**Aim:**
Give a verbatim quotation of every record.

------------------------------------------------

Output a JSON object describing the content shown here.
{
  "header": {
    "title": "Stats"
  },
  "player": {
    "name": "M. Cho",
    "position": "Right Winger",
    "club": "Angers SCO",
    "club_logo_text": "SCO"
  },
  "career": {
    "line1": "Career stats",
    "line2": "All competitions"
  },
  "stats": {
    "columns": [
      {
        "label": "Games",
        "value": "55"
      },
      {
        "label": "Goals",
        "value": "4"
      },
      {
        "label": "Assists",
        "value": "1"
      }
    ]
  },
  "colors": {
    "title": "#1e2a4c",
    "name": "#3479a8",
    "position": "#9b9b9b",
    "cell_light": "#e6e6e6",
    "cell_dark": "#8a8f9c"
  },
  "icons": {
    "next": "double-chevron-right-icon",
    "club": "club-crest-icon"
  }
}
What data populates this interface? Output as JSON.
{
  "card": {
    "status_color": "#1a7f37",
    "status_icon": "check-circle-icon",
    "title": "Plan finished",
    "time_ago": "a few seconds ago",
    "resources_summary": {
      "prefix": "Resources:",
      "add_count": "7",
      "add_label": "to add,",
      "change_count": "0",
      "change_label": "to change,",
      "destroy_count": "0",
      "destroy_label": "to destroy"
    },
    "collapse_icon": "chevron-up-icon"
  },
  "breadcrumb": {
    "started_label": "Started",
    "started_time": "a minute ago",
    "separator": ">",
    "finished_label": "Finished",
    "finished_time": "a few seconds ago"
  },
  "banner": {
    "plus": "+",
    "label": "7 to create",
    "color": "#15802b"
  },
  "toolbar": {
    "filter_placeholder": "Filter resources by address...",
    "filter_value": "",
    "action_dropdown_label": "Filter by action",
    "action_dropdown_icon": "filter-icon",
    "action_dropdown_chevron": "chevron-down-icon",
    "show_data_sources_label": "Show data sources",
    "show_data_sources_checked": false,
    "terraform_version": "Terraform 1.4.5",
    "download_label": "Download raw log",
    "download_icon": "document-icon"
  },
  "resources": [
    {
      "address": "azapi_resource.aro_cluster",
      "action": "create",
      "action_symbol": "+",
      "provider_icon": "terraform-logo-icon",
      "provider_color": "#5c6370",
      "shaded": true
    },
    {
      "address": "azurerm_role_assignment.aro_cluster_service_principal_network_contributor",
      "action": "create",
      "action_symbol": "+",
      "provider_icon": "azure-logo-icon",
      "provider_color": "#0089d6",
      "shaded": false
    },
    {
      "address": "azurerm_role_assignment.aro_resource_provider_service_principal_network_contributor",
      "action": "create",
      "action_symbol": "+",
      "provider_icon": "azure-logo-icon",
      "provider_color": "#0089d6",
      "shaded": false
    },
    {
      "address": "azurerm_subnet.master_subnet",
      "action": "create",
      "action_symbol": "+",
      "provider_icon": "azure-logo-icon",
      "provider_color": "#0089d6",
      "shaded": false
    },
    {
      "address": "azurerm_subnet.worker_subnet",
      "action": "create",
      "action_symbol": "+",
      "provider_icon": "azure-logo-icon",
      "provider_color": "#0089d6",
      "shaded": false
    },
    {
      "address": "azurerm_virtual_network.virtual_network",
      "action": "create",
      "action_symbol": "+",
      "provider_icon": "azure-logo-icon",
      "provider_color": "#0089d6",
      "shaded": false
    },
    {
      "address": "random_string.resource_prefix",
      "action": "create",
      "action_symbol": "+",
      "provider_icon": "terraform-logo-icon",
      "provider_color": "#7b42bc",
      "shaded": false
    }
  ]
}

------------------------------------------------

**Complete answer:**
Output a JSON object describing the content shown here.
{
  "header": {
    "title": "Stats"
  },
  "player": {
    "name": "M. Cho",
    "position": "Right Winger",
    "club": "Angers SCO",
    "club_logo_text": "SCO"
  },
  "career": {
    "line1": "Career stats",
    "line2": "All competitions"
  },
  "stats": {
    "columns": [
      {
        "label": "Games",
        "value": "55"
      },
      {
        "label": "Goals",
        "value": "4"
      },
      {
        "label": "Assists",
        "value": "1"
      }
    ]
  },
  "colors": {
    "title": "#1e2a4c",
    "name": "#3479a8",
    "position": "#9b9b9b",
    "cell_light": "#e6e6e6",
    "cell_dark": "#8a8f9c"
  },
  "icons": {
    "next": "double-chevron-right-icon",
    "club": "club-crest-icon"
  }
}
What data populates this interface? Output as JSON.
{
  "card": {
    "status_color": "#1a7f37",
    "status_icon": "check-circle-icon",
    "title": "Plan finished",
    "time_ago": "a few seconds ago",
    "resources_summary": {
      "prefix": "Resources:",
      "add_count": "7",
      "add_label": "to add,",
      "change_count": "0",
      "change_label": "to change,",
      "destroy_count": "0",
      "destroy_label": "to destroy"
    },
    "collapse_icon": "chevron-up-icon"
  },
  "breadcrumb": {
    "started_label": "Started",
    "started_time": "a minute ago",
    "separator": ">",
    "finished_label": "Finished",
    "finished_time": "a few seconds ago"
  },
  "banner": {
    "plus": "+",
    "label": "7 to create",
    "color": "#15802b"
  },
  "toolbar": {
    "filter_placeholder": "Filter resources by address...",
    "filter_value": "",
    "action_dropdown_label": "Filter by action",
    "action_dropdown_icon": "filter-icon",
    "action_dropdown_chevron": "chevron-down-icon",
    "show_data_sources_label": "Show data sources",
    "show_data_sources_checked": false,
    "terraform_version": "Terraform 1.4.5",
    "download_label": "Download raw log",
    "download_icon": "document-icon"
  },
  "resources": [
    {
      "address": "azapi_resource.aro_cluster",
      "action": "create",
      "action_symbol": "+",
      "provider_icon": "terraform-logo-icon",
      "provider_color": "#5c6370",
      "shaded": true
    },
    {
      "address": "azurerm_role_assignment.aro_cluster_service_principal_network_contributor",
      "action": "create",
      "action_symbol": "+",
      "provider_icon": "azure-logo-icon",
      "provider_color": "#0089d6",
      "shaded": false
    },
    {
      "address": "azurerm_role_assignment.aro_resource_provider_service_principal_network_contributor",
      "action": "create",
      "action_symbol": "+",
      "provider_icon": "azure-logo-icon",
      "provider_color": "#0089d6",
      "shaded": false
    },
    {
      "address": "azurerm_subnet.master_subnet",
      "action": "create",
      "action_symbol": "+",
      "provider_icon": "azure-logo-icon",
      "provider_color": "#0089d6",
      "shaded": false
    },
    {
      "address": "azurerm_subnet.worker_subnet",
      "action": "create",
      "action_symbol": "+",
      "provider_icon": "azure-logo-icon",
      "provider_color": "#0089d6",
      "shaded": false
    },
    {
      "address": "azurerm_virtual_network.virtual_network",
      "action": "create",
      "action_symbol": "+",
      "provider_icon": "azure-logo-icon",
      "provider_color": "#0089d6",
      "shaded": false
    },
    {
      "address": "random_string.resource_prefix",
      "action": "create",
      "action_symbol": "+",
      "provider_icon": "terraform-logo-icon",
      "provider_color": "#7b42bc",
      "shaded": false
    }
  ]
}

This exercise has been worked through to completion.